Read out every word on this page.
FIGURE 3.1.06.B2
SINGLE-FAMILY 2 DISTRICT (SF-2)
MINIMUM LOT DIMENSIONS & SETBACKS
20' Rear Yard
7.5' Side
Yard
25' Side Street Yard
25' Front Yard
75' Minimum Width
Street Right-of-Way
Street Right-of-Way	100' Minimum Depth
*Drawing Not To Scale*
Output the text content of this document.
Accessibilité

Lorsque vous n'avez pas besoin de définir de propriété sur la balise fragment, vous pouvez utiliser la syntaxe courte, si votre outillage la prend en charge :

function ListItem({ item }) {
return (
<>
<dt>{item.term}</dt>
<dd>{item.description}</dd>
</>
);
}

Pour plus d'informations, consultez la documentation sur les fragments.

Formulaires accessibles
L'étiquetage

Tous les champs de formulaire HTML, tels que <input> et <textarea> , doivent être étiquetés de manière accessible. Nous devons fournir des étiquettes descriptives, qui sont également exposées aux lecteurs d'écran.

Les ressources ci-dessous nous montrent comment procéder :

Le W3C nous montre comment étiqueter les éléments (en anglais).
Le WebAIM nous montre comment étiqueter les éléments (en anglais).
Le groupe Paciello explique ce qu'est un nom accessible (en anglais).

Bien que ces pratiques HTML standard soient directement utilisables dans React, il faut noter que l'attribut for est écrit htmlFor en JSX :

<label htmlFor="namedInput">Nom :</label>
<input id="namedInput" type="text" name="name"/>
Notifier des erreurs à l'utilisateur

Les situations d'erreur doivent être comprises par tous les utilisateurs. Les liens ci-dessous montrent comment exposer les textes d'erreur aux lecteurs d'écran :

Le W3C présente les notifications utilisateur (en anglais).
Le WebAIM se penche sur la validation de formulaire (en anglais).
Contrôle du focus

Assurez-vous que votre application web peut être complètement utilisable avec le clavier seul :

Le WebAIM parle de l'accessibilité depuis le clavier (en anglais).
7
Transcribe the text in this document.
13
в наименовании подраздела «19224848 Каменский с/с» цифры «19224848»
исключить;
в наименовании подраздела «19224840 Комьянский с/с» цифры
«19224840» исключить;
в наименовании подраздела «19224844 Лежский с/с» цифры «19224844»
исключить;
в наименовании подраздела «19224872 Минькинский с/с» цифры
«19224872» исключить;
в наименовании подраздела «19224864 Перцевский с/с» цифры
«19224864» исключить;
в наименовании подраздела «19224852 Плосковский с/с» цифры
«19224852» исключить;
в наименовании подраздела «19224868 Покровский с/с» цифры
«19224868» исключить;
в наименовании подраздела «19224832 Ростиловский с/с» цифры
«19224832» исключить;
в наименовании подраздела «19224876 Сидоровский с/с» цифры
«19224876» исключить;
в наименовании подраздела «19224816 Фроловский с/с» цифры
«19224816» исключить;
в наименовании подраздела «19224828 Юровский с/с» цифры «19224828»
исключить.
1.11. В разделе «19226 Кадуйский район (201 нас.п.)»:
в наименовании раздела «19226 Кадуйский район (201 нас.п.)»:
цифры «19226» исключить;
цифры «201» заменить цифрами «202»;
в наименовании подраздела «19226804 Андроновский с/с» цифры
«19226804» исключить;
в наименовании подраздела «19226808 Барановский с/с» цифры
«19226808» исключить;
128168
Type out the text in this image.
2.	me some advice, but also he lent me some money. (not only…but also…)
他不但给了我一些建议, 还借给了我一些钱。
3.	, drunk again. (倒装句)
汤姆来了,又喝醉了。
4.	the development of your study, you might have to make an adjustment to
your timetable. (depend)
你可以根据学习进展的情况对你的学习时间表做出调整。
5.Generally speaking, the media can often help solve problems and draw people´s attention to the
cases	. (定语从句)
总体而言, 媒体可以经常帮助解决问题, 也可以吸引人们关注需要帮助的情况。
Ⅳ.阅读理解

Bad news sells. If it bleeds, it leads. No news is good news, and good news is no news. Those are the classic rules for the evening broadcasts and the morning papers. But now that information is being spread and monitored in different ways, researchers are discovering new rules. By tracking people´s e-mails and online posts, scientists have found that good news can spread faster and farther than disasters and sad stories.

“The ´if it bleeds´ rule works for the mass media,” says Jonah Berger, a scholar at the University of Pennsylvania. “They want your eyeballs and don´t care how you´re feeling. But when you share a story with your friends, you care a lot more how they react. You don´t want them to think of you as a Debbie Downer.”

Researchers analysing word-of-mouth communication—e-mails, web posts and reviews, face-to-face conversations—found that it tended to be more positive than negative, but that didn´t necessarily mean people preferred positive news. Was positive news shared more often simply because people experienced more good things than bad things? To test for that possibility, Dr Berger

[Required work]:
Begin with the line containing "Type out the text in this image." and repeat each line exactly until the records above end.

[Expected answer]:
Type out the text in this image.
2.	me some advice, but also he lent me some money. (not only…but also…)
他不但给了我一些建议, 还借给了我一些钱。
3.	, drunk again. (倒装句)
汤姆来了,又喝醉了。
4.	the development of your study, you might have to make an adjustment to
your timetable. (depend)
你可以根据学习进展的情况对你的学习时间表做出调整。
5.Generally speaking, the media can often help solve problems and draw people´s attention to the
cases	. (定语从句)
总体而言, 媒体可以经常帮助解决问题, 也可以吸引人们关注需要帮助的情况。
Ⅳ.阅读理解

Bad news sells. If it bleeds, it leads. No news is good news, and good news is no news. Those are the classic rules for the evening broadcasts and the morning papers. But now that information is being spread and monitored in different ways, researchers are discovering new rules. By tracking people´s e-mails and online posts, scientists have found that good news can spread faster and farther than disasters and sad stories.

“The ´if it bleeds´ rule works for the mass media,” says Jonah Berger, a scholar at the University of Pennsylvania. “They want your eyeballs and don´t care how you´re feeling. But when you share a story with your friends, you care a lot more how they react. You don´t want them to think of you as a Debbie Downer.”

Researchers analysing word-of-mouth communication—e-mails, web posts and reviews, face-to-face conversations—found that it tended to be more positive than negative, but that didn´t necessarily mean people preferred positive news. Was positive news shared more often simply because people experienced more good things than bad things? To test for that possibility, Dr Berger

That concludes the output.